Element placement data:
::::::::
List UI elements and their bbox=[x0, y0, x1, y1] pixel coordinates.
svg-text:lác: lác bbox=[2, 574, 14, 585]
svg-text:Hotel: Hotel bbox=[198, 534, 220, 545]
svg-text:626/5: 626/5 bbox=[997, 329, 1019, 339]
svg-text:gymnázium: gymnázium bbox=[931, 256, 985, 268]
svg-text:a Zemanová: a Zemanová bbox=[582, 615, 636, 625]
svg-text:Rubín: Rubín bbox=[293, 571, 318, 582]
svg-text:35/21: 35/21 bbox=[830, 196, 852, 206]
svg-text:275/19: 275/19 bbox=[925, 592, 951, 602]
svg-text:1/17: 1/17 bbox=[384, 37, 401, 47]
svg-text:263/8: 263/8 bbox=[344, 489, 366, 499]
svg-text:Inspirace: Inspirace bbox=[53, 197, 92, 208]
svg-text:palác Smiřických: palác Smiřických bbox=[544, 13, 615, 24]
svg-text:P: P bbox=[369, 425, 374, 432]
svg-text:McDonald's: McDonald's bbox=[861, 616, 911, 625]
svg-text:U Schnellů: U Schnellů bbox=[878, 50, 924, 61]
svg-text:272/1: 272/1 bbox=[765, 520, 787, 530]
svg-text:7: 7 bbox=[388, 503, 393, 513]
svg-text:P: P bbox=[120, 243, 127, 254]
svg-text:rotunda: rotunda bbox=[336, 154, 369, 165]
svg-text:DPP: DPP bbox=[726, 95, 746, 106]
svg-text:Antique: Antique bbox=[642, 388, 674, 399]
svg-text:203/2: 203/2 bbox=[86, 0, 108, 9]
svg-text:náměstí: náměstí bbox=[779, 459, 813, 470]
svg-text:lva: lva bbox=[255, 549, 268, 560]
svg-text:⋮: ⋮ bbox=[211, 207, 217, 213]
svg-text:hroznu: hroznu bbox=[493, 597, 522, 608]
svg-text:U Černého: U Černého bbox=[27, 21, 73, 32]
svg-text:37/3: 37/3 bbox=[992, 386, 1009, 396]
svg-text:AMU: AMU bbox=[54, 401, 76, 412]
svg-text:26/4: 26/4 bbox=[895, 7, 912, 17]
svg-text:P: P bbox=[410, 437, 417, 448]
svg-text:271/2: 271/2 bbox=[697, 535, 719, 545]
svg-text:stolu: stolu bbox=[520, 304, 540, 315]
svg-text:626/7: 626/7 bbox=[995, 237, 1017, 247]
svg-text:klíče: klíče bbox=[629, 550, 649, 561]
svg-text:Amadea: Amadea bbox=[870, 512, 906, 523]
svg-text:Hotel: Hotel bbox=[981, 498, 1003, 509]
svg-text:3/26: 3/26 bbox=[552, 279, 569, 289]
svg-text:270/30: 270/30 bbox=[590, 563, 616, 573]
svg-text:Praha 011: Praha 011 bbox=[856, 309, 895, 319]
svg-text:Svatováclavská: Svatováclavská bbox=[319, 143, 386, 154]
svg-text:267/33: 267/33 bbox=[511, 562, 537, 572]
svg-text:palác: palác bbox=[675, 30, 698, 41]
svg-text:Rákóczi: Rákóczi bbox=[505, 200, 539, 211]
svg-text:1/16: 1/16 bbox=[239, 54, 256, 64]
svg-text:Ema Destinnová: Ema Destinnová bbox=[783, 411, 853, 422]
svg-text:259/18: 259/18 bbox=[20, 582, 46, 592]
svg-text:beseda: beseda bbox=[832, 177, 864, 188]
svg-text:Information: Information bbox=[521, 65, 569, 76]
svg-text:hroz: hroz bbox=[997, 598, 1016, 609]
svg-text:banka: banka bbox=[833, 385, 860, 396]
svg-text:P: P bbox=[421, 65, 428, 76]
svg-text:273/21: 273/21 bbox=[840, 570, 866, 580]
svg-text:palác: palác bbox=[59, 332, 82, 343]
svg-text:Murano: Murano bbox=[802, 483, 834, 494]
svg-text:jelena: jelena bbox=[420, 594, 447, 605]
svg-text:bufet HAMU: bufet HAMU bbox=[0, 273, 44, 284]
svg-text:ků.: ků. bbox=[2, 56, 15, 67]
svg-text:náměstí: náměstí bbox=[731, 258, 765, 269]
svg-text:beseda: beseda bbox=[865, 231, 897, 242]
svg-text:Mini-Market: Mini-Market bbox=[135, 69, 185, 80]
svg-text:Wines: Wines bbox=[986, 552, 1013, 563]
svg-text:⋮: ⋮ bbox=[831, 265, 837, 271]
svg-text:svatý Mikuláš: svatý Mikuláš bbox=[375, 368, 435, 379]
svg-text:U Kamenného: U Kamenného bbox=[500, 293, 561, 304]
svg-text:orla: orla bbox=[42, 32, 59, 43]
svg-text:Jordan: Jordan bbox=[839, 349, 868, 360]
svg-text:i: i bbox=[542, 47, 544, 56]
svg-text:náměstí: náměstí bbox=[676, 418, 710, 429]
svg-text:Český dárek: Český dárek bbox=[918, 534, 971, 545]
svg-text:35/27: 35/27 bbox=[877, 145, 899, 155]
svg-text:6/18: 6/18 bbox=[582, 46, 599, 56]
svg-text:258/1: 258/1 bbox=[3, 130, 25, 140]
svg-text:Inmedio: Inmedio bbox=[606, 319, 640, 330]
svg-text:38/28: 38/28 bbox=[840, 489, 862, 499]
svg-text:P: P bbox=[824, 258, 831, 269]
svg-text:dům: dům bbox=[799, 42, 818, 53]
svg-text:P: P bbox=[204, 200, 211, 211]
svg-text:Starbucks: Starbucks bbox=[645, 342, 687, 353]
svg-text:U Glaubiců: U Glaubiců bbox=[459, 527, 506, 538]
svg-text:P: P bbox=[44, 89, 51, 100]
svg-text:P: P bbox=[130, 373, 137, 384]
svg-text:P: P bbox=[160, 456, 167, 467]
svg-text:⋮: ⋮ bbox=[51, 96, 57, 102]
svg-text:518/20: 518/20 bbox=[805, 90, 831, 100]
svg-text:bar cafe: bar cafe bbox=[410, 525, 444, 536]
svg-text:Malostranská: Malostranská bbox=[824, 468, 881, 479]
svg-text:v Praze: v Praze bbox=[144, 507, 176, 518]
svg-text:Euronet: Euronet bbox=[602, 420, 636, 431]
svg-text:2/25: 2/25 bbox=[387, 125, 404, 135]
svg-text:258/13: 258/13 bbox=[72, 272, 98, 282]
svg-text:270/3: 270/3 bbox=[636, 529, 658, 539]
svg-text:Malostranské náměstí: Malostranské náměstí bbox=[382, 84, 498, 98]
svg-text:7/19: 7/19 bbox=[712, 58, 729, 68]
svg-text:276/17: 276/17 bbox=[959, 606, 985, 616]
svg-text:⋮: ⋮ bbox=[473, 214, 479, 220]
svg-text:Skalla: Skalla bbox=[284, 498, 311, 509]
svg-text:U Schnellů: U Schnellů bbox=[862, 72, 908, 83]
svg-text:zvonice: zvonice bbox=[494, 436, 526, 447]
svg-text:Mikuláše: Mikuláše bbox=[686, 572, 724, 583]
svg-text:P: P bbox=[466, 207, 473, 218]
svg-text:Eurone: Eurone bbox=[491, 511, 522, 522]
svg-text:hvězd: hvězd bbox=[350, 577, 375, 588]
::::::::
EXERCISE DETAILS: Write out all of the data above again, changing each "svg-text" to "map-label" and keeping everything else the same.

WRITTEN RESPONSE:
List UI elements and their bbox=[x0, y0, x1, y1] pixel coordinates.
map-label:lác: lác bbox=[2, 574, 14, 585]
map-label:Hotel: Hotel bbox=[198, 534, 220, 545]
map-label:626/5: 626/5 bbox=[997, 329, 1019, 339]
map-label:gymnázium: gymnázium bbox=[931, 256, 985, 268]
map-label:a Zemanová: a Zemanová bbox=[582, 615, 636, 625]
map-label:Rubín: Rubín bbox=[293, 571, 318, 582]
map-label:35/21: 35/21 bbox=[830, 196, 852, 206]
map-label:275/19: 275/19 bbox=[925, 592, 951, 602]
map-label:1/17: 1/17 bbox=[384, 37, 401, 47]
map-label:263/8: 263/8 bbox=[344, 489, 366, 499]
map-label:Inspirace: Inspirace bbox=[53, 197, 92, 208]
map-label:palác Smiřických: palác Smiřických bbox=[544, 13, 615, 24]
map-label:P: P bbox=[369, 425, 374, 432]
map-label:McDonald's: McDonald's bbox=[861, 616, 911, 625]
map-label:U Schnellů: U Schnellů bbox=[878, 50, 924, 61]
map-label:272/1: 272/1 bbox=[765, 520, 787, 530]
map-label:7: 7 bbox=[388, 503, 393, 513]
map-label:P: P bbox=[120, 243, 127, 254]
map-label:rotunda: rotunda bbox=[336, 154, 369, 165]
map-label:DPP: DPP bbox=[726, 95, 746, 106]
map-label:Antique: Antique bbox=[642, 388, 674, 399]
map-label:203/2: 203/2 bbox=[86, 0, 108, 9]
map-label:náměstí: náměstí bbox=[779, 459, 813, 470]
map-label:lva: lva bbox=[255, 549, 268, 560]
map-label:⋮: ⋮ bbox=[211, 207, 217, 213]
map-label:hroznu: hroznu bbox=[493, 597, 522, 608]
map-label:U Černého: U Černého bbox=[27, 21, 73, 32]
map-label:37/3: 37/3 bbox=[992, 386, 1009, 396]
map-label:AMU: AMU bbox=[54, 401, 76, 412]
map-label:26/4: 26/4 bbox=[895, 7, 912, 17]
map-label:P: P bbox=[410, 437, 417, 448]
map-label:271/2: 271/2 bbox=[697, 535, 719, 545]
map-label:stolu: stolu bbox=[520, 304, 540, 315]
map-label:626/7: 626/7 bbox=[995, 237, 1017, 247]
map-label:klíče: klíče bbox=[629, 550, 649, 561]
map-label:Amadea: Amadea bbox=[870, 512, 906, 523]
map-label:Hotel: Hotel bbox=[981, 498, 1003, 509]
map-label:3/26: 3/26 bbox=[552, 279, 569, 289]
map-label:270/30: 270/30 bbox=[590, 563, 616, 573]
map-label:Praha 011: Praha 011 bbox=[856, 309, 895, 319]
map-label:Svatováclavská: Svatováclavská bbox=[319, 143, 386, 154]
map-label:267/33: 267/33 bbox=[511, 562, 537, 572]
map-label:palác: palác bbox=[675, 30, 698, 41]
map-label:Rákóczi: Rákóczi bbox=[505, 200, 539, 211]
map-label:1/16: 1/16 bbox=[239, 54, 256, 64]
map-label:Ema Destinnová: Ema Destinnová bbox=[783, 411, 853, 422]
map-label:259/18: 259/18 bbox=[20, 582, 46, 592]
map-label:beseda: beseda bbox=[832, 177, 864, 188]
map-label:Information: Information bbox=[521, 65, 569, 76]
map-label:hroz: hroz bbox=[997, 598, 1016, 609]
map-label:banka: banka bbox=[833, 385, 860, 396]
map-label:P: P bbox=[421, 65, 428, 76]
map-label:273/21: 273/21 bbox=[840, 570, 866, 580]
map-label:palác: palác bbox=[59, 332, 82, 343]
map-label:Murano: Murano bbox=[802, 483, 834, 494]
map-label:jelena: jelena bbox=[420, 594, 447, 605]
map-label:bufet HAMU: bufet HAMU bbox=[0, 273, 44, 284]
map-label:ků.: ků. bbox=[2, 56, 15, 67]
map-label:náměstí: náměstí bbox=[731, 258, 765, 269]
map-label:beseda: beseda bbox=[865, 231, 897, 242]
map-label:Mini-Market: Mini-Market bbox=[135, 69, 185, 80]
map-label:Wines: Wines bbox=[986, 552, 1013, 563]
map-label:⋮: ⋮ bbox=[831, 265, 837, 271]
map-label:svatý Mikuláš: svatý Mikuláš bbox=[375, 368, 435, 379]
map-label:U Kamenného: U Kamenného bbox=[500, 293, 561, 304]
map-label:orla: orla bbox=[42, 32, 59, 43]
map-label:Jordan: Jordan bbox=[839, 349, 868, 360]
map-label:i: i bbox=[542, 47, 544, 56]
map-label:náměstí: náměstí bbox=[676, 418, 710, 429]
map-label:Český dárek: Český dárek bbox=[918, 534, 971, 545]
map-label:35/27: 35/27 bbox=[877, 145, 899, 155]
map-label:6/18: 6/18 bbox=[582, 46, 599, 56]
map-label:258/1: 258/1 bbox=[3, 130, 25, 140]
map-label:Inmedio: Inmedio bbox=[606, 319, 640, 330]
map-label:38/28: 38/28 bbox=[840, 489, 862, 499]
map-label:P: P bbox=[824, 258, 831, 269]
map-label:dům: dům bbox=[799, 42, 818, 53]
map-label:P: P bbox=[204, 200, 211, 211]
map-label:Starbucks: Starbucks bbox=[645, 342, 687, 353]
map-label:U Glaubiců: U Glaubiců bbox=[459, 527, 506, 538]
map-label:P: P bbox=[44, 89, 51, 100]
map-label:P: P bbox=[130, 373, 137, 384]
map-label:P: P bbox=[160, 456, 167, 467]
map-label:⋮: ⋮ bbox=[51, 96, 57, 102]
map-label:518/20: 518/20 bbox=[805, 90, 831, 100]
map-label:bar cafe: bar cafe bbox=[410, 525, 444, 536]
map-label:Malostranská: Malostranská bbox=[824, 468, 881, 479]
map-label:v Praze: v Praze bbox=[144, 507, 176, 518]
map-label:Euronet: Euronet bbox=[602, 420, 636, 431]
map-label:2/25: 2/25 bbox=[387, 125, 404, 135]
map-label:258/13: 258/13 bbox=[72, 272, 98, 282]
map-label:270/3: 270/3 bbox=[636, 529, 658, 539]
map-label:Malostranské náměstí: Malostranské náměstí bbox=[382, 84, 498, 98]
map-label:7/19: 7/19 bbox=[712, 58, 729, 68]
map-label:276/17: 276/17 bbox=[959, 606, 985, 616]
map-label:⋮: ⋮ bbox=[473, 214, 479, 220]
map-label:Skalla: Skalla bbox=[284, 498, 311, 509]
map-label:U Schnellů: U Schnellů bbox=[862, 72, 908, 83]
map-label:zvonice: zvonice bbox=[494, 436, 526, 447]
map-label:Mikuláše: Mikuláše bbox=[686, 572, 724, 583]
map-label:P: P bbox=[466, 207, 473, 218]
map-label:Eurone: Eurone bbox=[491, 511, 522, 522]
map-label:hvězd: hvězd bbox=[350, 577, 375, 588]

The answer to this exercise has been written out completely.